● AUSGEWÄHLTER AUSZUG:
•••••

In rechtlicher Wertung sprach nichts dafür, dass die berufliche Handlungstendenz, die private Motivation weggedacht, zu der unfallbringenden Motorradfahrt des Klägers geführt hätte. Ohne die private Motivation, das Motorrad von der Werkstatt zur Wohnung zu fahren, wäre insbesondere nicht das Motorrad als Verkehrsmittel gewählt worden und die konkrete, zum Unfallzeitpunkt ausgeübte Verrichtung - nämlich die Motorradfahrt auf der A. Straße in Richtung der Wohnung - wäre nicht erfolgt. Das Führen eines Motorrads ist objektiv eine andere Verrichtung als eine Fahrt mit dem eigenen Pkw oder als Beifahrer im Pkw des Kollegen.

27

Dass der Kläger aus arbeitsrechtlicher Sicht sein privates Motorrad für dienstliche Fahrten nutzen durfte, vermag keinen inneren bzw sachlichen Zusammenhang zur versicherten Tätigkeit mit solchen Motorradfahrten des Klägers zu begründen, die nach dem oben dargelegten Maßstab für die Ermittlung der objektivierten Handlungstendenz bei gemischter Motivationslage gerade nicht auf einer objektivierten betrieblichen Handlungstendenz beruhen.

•••••

● AUFGEFÜHRTE EINTRÄGE:
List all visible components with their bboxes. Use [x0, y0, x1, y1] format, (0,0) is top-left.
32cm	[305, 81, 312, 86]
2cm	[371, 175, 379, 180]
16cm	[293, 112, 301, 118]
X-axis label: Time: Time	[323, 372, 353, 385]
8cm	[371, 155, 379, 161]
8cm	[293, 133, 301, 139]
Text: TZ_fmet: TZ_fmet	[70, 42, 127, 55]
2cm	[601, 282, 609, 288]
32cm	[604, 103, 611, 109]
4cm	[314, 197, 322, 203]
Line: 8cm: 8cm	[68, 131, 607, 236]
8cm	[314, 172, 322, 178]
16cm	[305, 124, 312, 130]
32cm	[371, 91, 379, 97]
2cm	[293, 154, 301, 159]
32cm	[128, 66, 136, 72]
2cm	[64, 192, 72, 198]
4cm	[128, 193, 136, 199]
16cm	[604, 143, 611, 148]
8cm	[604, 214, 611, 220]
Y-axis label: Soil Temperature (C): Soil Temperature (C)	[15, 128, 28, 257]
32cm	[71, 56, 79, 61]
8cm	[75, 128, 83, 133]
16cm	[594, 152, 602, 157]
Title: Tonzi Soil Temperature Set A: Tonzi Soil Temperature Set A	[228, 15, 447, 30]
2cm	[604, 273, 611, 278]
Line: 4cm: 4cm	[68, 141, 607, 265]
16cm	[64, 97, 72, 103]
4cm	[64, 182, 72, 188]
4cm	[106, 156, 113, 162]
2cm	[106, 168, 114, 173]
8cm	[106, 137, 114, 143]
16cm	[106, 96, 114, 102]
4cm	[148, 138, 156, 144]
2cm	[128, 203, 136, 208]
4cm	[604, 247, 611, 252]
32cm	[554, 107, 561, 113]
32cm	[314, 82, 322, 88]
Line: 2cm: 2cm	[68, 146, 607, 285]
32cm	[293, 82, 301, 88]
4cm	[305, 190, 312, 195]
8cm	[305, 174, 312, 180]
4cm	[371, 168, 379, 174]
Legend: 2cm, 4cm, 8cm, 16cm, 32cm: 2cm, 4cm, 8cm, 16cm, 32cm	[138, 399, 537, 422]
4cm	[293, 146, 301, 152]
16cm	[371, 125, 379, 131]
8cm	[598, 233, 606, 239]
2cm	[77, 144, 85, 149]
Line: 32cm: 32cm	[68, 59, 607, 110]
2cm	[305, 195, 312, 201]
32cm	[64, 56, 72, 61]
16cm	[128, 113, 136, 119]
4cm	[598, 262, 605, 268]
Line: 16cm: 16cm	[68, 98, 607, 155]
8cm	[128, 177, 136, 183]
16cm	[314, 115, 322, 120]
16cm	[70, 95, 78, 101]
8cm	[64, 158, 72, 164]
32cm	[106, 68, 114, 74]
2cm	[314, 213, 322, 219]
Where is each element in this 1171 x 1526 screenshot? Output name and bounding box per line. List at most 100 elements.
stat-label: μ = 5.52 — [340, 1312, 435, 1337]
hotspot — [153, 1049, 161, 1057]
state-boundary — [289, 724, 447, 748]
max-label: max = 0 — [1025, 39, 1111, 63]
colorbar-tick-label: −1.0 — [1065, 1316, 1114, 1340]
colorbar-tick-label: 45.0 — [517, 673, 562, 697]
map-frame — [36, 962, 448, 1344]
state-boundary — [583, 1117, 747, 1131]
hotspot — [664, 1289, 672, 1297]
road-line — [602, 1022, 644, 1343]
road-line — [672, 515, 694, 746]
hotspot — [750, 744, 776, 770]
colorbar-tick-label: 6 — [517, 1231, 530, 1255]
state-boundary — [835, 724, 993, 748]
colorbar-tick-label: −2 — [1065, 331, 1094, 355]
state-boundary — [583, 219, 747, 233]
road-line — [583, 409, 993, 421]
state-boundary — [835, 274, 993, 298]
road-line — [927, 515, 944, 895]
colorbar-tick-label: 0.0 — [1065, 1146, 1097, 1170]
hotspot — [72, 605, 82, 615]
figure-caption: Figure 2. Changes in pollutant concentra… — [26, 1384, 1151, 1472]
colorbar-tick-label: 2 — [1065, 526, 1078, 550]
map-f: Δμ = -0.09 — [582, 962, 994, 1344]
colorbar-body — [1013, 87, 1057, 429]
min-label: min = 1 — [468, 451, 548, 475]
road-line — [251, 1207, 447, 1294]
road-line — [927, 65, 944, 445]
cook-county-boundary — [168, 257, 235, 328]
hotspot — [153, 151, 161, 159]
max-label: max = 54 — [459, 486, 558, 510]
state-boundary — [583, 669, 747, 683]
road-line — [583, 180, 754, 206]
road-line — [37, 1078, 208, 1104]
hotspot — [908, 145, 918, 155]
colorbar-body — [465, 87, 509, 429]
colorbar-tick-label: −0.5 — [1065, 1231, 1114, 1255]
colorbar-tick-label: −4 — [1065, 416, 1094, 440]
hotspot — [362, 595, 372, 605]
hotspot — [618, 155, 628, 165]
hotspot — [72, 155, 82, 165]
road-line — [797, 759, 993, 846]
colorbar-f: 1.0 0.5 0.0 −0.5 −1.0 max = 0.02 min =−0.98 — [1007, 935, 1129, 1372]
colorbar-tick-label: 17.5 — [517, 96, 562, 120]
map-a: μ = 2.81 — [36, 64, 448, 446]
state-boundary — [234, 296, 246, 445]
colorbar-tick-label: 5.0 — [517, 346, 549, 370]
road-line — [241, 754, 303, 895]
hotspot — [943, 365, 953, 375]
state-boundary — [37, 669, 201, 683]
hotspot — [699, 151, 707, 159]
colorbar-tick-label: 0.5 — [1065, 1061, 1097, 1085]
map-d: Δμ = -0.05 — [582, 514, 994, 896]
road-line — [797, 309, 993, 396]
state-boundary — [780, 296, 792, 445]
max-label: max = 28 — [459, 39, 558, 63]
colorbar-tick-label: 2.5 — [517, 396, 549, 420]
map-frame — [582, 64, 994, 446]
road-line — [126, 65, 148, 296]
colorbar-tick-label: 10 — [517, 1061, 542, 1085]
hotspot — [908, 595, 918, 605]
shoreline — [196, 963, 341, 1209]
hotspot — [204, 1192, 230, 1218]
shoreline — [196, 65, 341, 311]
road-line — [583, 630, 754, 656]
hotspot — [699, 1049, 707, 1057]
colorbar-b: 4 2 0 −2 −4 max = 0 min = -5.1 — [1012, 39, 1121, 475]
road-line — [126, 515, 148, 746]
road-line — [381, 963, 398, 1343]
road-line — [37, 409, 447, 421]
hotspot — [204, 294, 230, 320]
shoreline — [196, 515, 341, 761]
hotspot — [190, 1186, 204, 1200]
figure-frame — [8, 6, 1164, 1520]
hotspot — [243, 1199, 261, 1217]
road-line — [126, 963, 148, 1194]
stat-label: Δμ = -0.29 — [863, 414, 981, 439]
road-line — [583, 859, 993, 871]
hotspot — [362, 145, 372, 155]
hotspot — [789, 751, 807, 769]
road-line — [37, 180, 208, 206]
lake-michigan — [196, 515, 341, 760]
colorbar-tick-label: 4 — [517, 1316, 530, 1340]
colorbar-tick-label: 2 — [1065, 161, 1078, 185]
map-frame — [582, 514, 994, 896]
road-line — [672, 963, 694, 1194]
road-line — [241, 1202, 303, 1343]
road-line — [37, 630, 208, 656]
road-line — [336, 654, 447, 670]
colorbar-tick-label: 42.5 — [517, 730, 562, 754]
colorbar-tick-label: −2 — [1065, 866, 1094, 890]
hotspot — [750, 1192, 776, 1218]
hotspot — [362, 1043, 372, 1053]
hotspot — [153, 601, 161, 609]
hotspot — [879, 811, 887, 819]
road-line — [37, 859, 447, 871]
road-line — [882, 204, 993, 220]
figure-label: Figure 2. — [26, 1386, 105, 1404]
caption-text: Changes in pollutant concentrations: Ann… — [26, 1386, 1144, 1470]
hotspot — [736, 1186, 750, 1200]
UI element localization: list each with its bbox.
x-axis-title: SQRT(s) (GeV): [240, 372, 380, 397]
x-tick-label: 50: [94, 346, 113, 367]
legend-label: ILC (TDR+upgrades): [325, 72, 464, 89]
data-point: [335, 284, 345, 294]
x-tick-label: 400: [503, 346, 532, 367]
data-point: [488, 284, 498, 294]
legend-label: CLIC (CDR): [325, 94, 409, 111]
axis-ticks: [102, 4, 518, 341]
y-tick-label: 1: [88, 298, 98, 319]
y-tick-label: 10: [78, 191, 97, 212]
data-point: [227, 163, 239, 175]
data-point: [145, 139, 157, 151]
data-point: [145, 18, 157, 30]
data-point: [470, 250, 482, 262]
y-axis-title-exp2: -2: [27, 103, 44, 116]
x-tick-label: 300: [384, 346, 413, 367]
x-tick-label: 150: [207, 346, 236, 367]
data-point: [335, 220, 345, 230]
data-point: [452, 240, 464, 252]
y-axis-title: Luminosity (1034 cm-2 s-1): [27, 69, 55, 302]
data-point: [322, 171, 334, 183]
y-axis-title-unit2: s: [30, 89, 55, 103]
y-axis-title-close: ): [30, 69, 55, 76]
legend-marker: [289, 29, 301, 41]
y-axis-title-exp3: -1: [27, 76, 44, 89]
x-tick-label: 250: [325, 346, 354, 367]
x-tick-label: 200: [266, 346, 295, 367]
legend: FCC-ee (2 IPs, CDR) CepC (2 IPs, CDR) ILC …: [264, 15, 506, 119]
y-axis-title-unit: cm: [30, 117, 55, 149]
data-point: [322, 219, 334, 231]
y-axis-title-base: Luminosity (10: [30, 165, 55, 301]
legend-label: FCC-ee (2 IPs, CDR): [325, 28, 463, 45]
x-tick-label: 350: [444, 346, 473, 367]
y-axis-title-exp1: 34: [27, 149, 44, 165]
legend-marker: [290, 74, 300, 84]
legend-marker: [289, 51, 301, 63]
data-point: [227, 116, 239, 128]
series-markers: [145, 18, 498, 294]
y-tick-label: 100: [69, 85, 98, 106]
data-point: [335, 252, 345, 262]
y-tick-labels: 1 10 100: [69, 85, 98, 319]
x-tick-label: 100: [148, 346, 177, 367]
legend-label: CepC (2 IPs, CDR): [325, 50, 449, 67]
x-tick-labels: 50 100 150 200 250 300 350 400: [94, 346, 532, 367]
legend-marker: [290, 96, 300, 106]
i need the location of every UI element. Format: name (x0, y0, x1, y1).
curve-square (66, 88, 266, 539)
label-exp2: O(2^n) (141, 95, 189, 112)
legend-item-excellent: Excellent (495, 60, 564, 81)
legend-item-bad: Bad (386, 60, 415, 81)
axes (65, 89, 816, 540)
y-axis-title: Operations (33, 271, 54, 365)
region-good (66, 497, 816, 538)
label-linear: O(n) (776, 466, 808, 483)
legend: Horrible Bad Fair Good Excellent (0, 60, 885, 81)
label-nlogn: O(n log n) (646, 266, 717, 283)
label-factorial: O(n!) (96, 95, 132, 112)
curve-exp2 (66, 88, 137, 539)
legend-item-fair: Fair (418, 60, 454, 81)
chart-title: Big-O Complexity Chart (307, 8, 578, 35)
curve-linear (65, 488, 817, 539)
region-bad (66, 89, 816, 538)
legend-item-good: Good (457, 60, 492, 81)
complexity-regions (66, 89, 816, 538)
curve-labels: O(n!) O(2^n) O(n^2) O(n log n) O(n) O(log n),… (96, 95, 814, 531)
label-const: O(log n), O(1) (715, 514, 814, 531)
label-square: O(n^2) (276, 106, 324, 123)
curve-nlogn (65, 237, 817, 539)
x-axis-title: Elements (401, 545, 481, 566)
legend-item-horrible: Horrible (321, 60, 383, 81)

•••••

Nimm den Auszug zur Motorradfahrt des Klägers nach seinem letzten Satz wieder auf und führe ihn weiter. Die Zeilen sind hierfür ohne Belang.

● SCHRIFTLICHE ANTWORT:
28

Eine den inneren bzw sachlichen Zusammenhang zur versicherten Tätigkeit begründende objektivierte betriebliche Handlungstendenz des Klägers kann nicht daraus gefolgert werden, dass sich der Unfall an einer Stelle ereignet hat, die der Kläger mutmaßlich passiert hätte, wenn er eine Fahrt von einem zum anderen Einsatzgebiet zurückgelegt hätte.

29

Zutreffend hat die Revisionsklägerin darauf hingewiesen, dass reine Streckenidentität einer mit privater Handlungstendenz erfolgten Motorradfahrt mit einer möglichen, tatsächlich aber nicht erfolgten betrieblich veranlassten (Pkw-)Fahrt, die mutmaßlich (oder möglicherweise) an Stelle der Motorradfahrt getreten wäre, keinen inneren bzw sachlichen Zusammenhang der durchgeführten Motorradfahrt als konkrete Verrichtung mit der versicherten Tätigkeit begründen kann (vgl auch BSG vom 10.10.2006 - B 2 U 20/05 R - SozR 4-2700 § 8 Nr 19 RdNr 15).

30

2. Die Motorradfahrt des Klägers als Verrichtung zur Zeit des Unfallereignisses war auch keine versicherte Tätigkeit iS des § 8 Abs 2 Nr 1 SGB VII.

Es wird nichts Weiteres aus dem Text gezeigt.